# Extracted data
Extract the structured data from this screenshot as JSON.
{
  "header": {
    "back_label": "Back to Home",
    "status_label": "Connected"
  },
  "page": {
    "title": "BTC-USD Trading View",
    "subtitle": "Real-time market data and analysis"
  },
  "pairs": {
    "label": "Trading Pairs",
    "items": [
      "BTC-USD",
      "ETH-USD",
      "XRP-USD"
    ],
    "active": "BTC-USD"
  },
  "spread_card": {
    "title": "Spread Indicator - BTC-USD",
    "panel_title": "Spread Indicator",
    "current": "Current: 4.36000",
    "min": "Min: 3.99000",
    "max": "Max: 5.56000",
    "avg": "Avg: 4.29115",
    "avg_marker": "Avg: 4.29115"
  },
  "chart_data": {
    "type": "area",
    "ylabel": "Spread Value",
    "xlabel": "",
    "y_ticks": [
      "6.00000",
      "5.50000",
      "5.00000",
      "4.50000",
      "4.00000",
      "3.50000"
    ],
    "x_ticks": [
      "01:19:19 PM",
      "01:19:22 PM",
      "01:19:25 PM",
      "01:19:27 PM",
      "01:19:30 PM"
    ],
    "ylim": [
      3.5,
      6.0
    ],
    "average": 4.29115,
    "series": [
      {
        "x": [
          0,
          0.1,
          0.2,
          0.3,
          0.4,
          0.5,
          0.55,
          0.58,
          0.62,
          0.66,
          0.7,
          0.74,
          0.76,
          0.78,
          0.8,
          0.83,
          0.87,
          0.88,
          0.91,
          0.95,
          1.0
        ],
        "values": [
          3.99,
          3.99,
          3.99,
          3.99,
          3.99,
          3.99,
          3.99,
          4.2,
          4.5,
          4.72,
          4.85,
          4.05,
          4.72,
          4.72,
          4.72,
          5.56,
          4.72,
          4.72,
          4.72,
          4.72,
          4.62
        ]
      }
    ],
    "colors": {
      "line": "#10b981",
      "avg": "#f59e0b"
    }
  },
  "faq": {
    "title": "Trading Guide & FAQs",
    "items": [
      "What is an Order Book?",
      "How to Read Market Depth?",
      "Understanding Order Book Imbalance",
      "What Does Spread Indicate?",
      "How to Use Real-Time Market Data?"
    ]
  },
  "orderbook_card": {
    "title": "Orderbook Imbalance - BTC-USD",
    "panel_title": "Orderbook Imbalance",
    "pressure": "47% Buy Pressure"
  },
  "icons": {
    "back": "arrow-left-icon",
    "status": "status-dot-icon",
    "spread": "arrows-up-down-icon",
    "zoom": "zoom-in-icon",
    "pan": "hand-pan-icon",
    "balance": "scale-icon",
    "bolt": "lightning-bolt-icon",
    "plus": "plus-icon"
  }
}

# Exercise
Lines containing the word "What" are to be counted in the listing; state their number alone.

# Correct answer
2